* **Given request**
State how many lines of the entries hold the string "name", and nothing more.

Chart and figure data:
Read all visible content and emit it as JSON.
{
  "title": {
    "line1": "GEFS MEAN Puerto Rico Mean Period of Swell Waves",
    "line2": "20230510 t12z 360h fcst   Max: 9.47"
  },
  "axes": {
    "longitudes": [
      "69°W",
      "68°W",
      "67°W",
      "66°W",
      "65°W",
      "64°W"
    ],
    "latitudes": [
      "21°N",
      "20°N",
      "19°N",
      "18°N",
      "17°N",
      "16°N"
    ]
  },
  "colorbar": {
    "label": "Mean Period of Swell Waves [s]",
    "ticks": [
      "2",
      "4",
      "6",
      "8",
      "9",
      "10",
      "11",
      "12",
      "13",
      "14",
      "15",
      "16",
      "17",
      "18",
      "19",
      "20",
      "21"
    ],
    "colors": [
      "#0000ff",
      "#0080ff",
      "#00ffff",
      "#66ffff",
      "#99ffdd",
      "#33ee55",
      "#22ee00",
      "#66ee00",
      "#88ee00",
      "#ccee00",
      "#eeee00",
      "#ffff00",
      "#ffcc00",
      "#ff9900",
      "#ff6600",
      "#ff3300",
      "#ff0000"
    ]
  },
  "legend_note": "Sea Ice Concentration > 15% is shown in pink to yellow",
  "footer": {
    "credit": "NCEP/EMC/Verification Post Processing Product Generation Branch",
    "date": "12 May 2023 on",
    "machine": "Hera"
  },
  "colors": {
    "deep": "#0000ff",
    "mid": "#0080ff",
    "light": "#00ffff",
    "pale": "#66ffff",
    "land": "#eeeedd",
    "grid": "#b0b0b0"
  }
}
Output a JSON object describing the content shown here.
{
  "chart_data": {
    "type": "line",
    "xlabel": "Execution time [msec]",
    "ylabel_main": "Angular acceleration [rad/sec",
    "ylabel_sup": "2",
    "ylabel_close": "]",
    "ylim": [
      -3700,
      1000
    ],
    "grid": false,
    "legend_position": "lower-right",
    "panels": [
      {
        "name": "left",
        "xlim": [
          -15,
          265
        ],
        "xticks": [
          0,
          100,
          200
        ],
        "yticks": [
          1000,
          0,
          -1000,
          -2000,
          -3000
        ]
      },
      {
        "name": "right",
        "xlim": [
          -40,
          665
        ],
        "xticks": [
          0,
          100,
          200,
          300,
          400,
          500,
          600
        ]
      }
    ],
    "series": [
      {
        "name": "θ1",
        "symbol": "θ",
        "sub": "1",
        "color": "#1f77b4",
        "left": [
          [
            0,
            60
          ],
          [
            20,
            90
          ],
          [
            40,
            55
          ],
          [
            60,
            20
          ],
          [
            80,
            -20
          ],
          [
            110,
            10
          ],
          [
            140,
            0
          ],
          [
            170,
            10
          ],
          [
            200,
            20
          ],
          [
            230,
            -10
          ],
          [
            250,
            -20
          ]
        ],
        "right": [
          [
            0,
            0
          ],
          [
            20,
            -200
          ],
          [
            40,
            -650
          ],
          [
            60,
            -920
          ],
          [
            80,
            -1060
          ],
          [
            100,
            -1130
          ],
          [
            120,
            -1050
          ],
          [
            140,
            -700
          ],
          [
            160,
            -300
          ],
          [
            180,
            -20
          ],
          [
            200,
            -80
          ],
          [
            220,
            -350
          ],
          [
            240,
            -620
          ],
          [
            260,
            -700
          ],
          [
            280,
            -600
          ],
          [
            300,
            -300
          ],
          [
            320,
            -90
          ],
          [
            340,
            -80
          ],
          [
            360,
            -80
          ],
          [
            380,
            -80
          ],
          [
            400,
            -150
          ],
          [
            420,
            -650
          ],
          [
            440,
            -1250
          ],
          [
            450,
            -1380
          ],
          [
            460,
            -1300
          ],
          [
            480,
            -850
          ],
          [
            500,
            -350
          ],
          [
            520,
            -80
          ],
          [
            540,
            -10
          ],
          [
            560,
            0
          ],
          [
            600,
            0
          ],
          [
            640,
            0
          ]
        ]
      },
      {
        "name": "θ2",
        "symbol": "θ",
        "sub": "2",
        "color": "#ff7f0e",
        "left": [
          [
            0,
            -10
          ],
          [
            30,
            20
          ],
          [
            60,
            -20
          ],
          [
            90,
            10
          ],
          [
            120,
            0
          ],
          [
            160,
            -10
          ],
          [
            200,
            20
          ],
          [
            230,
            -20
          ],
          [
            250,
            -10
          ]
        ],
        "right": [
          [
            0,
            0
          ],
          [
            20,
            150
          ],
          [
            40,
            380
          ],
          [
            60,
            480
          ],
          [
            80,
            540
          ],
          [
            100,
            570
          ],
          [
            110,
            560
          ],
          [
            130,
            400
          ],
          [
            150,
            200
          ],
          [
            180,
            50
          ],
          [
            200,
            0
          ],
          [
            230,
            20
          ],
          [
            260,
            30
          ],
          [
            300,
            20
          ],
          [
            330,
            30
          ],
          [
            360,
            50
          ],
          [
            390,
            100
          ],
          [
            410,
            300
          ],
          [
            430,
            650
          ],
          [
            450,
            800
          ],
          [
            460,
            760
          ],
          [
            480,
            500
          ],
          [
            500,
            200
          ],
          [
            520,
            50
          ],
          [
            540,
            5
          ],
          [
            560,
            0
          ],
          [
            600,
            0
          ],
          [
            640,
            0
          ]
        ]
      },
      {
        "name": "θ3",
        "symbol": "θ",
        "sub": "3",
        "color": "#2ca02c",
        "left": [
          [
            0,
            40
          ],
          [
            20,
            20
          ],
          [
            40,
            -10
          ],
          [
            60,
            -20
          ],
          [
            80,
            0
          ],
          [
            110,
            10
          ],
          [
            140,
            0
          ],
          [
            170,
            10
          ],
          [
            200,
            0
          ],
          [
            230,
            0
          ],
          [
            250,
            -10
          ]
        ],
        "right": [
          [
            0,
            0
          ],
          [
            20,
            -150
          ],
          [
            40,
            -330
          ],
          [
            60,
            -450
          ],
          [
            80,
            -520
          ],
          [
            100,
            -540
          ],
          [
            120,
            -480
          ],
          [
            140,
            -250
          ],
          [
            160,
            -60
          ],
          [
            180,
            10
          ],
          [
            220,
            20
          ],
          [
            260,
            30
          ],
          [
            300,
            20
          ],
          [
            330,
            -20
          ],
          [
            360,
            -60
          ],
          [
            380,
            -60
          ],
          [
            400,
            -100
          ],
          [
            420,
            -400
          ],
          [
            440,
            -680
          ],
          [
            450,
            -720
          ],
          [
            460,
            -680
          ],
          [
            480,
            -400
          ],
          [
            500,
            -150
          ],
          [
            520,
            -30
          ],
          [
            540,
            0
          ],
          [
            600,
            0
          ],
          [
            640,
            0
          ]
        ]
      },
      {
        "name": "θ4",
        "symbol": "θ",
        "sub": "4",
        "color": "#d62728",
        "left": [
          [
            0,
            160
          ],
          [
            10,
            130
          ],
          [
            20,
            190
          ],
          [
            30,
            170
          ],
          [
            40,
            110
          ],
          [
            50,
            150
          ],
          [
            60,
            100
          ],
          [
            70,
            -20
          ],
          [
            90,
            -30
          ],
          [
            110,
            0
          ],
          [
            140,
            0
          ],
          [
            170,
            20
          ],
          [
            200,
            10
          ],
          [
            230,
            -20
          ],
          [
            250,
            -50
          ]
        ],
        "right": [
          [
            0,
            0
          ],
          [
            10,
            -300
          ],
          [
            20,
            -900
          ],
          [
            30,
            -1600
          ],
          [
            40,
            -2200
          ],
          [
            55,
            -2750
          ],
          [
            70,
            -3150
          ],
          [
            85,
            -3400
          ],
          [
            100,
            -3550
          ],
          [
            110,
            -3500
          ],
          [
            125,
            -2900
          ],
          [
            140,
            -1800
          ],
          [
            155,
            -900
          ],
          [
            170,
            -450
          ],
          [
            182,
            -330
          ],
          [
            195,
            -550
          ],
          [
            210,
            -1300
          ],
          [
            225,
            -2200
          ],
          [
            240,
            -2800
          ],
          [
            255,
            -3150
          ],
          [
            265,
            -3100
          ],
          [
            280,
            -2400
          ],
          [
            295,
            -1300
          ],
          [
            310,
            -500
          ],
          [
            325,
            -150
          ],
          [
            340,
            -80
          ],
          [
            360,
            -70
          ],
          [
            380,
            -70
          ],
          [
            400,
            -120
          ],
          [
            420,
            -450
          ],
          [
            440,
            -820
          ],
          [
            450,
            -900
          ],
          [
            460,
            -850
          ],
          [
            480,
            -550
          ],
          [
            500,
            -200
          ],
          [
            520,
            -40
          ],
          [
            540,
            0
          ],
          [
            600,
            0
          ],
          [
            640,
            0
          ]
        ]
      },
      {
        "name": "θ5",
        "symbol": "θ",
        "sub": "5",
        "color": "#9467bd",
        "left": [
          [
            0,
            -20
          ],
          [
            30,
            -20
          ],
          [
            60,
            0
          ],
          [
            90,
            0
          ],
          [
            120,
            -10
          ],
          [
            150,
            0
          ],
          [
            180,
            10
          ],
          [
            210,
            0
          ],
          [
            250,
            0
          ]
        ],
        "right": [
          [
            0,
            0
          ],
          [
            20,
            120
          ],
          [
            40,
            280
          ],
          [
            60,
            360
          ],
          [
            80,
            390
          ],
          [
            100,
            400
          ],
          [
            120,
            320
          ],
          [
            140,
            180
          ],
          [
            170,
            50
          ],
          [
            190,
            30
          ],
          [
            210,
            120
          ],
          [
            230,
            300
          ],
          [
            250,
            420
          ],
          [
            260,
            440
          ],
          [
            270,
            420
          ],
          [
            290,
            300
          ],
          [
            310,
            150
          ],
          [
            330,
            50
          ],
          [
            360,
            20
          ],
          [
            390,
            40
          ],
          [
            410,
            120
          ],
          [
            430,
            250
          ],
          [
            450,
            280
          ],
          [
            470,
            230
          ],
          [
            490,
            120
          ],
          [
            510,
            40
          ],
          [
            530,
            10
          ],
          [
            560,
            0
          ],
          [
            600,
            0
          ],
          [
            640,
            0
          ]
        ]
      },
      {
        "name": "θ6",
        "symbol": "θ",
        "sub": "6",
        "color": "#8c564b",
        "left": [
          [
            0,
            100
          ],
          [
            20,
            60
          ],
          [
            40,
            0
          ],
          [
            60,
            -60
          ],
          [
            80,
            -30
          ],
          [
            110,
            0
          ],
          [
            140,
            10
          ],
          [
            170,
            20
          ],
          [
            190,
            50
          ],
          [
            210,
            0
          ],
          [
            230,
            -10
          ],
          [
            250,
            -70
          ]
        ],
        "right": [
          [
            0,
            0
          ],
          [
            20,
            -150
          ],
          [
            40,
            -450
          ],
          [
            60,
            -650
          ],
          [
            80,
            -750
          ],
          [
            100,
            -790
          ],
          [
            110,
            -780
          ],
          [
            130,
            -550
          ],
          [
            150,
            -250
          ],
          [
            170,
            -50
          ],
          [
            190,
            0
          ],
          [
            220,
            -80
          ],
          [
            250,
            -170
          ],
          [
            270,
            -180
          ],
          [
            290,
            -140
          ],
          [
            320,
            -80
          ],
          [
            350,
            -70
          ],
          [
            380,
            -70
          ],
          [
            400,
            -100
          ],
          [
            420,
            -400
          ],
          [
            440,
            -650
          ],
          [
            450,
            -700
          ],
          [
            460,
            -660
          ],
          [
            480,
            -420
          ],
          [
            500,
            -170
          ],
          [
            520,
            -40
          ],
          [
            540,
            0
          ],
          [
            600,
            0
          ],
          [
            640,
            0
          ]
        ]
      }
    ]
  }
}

* **Correct result**
8